• **Supplied data**

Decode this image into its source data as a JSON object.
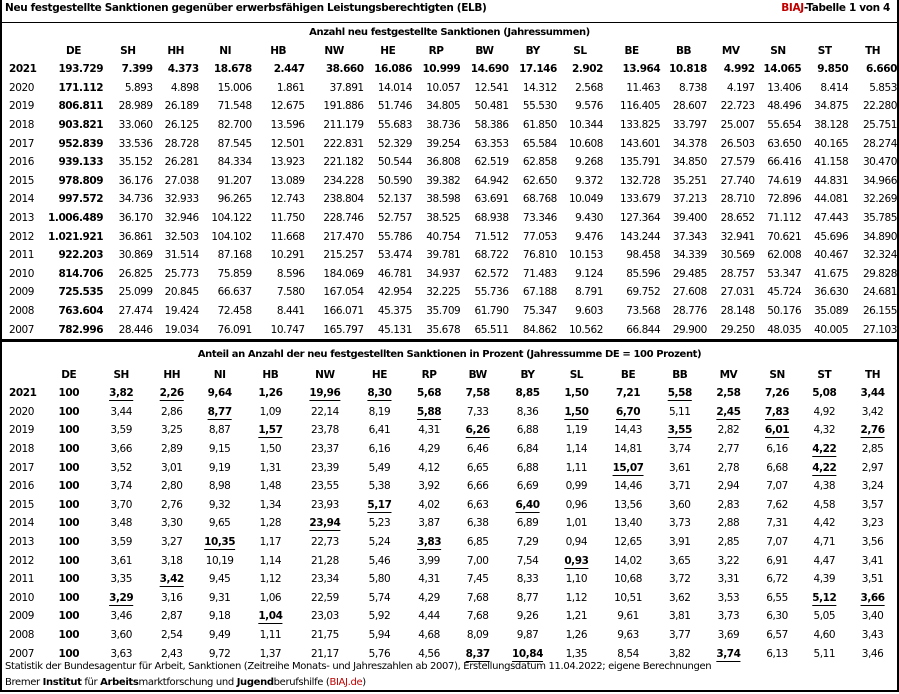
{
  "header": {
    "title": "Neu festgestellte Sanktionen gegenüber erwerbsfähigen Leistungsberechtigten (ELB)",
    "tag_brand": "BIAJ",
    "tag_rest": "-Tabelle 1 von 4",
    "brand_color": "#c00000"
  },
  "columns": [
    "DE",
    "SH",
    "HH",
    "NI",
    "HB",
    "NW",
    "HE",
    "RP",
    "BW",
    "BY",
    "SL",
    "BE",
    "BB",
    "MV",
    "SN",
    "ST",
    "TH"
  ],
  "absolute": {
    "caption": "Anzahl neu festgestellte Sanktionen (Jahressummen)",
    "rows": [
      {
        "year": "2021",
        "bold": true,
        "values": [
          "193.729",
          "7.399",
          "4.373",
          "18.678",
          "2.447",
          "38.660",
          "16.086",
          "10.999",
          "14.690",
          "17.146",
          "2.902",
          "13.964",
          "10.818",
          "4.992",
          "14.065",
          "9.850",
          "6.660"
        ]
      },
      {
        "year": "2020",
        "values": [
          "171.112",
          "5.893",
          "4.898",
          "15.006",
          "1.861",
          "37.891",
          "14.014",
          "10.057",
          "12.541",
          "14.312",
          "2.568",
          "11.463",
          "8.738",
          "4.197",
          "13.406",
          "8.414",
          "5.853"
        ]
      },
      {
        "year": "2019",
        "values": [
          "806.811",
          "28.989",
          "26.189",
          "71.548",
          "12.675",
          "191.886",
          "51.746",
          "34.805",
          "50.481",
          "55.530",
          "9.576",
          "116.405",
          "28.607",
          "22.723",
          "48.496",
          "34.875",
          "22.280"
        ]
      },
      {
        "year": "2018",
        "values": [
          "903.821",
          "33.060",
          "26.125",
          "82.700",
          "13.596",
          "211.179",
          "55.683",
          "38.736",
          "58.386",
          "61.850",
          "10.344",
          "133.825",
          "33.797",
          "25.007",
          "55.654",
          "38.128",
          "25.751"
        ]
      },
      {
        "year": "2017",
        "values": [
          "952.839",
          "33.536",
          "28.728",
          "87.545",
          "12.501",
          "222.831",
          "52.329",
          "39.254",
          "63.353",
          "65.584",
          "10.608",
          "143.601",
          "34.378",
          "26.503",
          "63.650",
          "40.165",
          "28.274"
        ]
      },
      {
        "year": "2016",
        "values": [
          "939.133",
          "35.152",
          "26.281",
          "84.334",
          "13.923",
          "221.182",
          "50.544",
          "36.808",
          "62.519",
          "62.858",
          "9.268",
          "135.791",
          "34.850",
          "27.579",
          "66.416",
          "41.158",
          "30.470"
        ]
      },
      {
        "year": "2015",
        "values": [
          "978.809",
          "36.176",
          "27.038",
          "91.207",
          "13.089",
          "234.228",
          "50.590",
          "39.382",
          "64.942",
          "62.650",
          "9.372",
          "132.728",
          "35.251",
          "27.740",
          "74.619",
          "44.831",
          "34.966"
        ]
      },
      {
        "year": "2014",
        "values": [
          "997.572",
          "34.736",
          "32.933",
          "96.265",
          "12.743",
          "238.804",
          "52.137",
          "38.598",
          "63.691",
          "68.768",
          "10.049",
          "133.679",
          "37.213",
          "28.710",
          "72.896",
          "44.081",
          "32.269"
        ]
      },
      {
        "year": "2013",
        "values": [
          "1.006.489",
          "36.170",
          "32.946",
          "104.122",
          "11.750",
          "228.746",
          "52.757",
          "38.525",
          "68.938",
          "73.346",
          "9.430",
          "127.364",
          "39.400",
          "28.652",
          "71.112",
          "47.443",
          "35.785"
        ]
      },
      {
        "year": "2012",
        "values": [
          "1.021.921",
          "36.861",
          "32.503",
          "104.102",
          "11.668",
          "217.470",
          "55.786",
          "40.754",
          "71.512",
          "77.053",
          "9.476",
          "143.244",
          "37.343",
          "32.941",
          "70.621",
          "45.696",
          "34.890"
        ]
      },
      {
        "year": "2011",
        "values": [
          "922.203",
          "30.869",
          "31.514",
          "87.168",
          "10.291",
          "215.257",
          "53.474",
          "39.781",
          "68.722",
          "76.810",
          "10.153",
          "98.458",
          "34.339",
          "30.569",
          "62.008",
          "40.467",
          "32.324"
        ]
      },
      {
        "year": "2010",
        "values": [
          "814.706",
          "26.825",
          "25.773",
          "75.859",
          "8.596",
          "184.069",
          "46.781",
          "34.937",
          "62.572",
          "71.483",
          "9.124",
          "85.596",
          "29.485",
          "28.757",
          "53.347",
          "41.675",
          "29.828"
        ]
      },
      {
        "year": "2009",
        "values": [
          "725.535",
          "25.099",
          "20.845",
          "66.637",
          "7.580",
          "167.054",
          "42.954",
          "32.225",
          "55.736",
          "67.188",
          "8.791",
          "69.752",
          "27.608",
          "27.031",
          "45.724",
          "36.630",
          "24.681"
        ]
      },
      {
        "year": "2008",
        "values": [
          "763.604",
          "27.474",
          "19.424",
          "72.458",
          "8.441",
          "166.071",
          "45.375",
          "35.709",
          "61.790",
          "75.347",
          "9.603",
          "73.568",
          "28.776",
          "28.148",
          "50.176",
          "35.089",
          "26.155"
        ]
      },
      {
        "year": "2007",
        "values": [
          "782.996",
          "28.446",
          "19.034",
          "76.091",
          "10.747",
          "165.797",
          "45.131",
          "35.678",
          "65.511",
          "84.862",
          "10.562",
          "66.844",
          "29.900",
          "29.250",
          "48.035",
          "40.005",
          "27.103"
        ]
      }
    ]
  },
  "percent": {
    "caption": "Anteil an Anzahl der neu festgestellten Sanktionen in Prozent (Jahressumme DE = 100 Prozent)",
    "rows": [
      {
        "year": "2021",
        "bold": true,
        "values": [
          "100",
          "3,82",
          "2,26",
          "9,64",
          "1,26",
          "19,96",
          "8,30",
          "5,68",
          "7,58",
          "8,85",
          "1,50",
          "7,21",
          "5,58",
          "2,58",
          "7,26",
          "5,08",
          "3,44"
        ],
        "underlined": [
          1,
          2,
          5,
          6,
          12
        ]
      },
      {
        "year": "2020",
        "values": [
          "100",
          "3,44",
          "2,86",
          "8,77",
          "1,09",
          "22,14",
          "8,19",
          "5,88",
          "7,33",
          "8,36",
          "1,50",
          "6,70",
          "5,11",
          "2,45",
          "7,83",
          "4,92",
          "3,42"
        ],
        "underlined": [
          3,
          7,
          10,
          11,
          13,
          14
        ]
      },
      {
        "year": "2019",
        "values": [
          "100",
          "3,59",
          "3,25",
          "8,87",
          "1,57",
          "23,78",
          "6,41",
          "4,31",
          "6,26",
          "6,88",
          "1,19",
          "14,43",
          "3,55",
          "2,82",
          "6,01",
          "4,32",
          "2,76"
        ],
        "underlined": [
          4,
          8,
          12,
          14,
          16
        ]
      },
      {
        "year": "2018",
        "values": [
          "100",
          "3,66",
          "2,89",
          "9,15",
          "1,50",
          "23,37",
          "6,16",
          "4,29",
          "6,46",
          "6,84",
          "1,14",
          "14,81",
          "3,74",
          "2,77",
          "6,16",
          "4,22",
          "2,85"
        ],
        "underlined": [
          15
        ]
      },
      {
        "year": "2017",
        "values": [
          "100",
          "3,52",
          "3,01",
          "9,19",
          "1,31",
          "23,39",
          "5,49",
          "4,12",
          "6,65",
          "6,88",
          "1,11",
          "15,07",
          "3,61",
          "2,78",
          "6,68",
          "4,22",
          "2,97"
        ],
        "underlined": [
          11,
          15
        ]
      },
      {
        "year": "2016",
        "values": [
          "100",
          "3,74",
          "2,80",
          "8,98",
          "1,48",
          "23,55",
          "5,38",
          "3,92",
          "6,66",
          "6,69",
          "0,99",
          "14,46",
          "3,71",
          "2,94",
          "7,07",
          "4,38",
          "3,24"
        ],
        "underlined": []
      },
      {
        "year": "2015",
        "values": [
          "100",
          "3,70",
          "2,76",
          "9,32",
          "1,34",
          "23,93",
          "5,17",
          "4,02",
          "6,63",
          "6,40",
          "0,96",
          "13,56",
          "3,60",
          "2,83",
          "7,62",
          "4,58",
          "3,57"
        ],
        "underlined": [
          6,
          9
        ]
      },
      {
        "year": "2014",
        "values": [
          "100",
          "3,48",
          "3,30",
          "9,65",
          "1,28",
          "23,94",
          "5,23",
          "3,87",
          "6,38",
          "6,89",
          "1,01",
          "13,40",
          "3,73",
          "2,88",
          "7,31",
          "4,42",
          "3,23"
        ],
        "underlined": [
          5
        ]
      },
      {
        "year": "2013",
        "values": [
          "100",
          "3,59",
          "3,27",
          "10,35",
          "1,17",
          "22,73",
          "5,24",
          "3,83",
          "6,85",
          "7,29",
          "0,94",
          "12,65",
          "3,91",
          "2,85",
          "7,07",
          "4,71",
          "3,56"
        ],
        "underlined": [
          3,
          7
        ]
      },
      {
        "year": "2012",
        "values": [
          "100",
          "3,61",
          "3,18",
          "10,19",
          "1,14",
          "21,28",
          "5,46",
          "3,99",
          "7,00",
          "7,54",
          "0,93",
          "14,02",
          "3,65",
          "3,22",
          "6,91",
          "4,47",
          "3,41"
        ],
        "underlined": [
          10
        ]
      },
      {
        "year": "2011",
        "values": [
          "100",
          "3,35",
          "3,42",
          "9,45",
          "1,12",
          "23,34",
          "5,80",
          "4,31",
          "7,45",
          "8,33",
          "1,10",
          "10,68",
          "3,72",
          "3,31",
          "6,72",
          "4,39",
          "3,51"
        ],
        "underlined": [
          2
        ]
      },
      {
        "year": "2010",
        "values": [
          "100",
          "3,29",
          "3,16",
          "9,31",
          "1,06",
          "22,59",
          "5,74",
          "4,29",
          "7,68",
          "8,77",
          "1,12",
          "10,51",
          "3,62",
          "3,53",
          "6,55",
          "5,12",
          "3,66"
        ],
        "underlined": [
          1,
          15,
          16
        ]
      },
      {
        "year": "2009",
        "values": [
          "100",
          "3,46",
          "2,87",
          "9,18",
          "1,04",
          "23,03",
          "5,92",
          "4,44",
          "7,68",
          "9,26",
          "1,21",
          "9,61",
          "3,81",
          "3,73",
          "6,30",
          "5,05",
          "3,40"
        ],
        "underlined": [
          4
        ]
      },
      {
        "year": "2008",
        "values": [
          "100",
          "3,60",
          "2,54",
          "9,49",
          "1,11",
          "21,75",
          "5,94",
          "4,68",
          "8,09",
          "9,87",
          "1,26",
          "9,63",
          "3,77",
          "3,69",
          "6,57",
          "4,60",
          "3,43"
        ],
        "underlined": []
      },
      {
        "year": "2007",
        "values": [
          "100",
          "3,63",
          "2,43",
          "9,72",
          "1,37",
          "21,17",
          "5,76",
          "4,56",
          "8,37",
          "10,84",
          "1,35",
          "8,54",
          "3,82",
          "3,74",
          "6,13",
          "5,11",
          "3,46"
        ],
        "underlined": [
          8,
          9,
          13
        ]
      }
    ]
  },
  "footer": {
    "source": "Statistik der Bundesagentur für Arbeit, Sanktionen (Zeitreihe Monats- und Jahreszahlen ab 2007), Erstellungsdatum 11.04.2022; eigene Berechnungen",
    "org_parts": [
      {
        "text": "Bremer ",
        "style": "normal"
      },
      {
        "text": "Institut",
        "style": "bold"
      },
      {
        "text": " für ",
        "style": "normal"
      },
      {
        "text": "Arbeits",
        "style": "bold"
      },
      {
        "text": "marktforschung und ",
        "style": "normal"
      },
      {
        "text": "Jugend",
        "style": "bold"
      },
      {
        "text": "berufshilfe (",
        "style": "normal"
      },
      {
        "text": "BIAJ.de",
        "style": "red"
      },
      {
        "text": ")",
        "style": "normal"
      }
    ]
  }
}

• **Directive**
Pick out lines containing the word "Anzahl", each one as written.

• **Response to this exercise**
    "caption": "Anzahl neu festgestellte Sanktionen (Jahressummen)",
    "caption": "Anteil an Anzahl der neu festgestellten Sanktionen in Prozent (Jahressumme DE = 100 Prozent)",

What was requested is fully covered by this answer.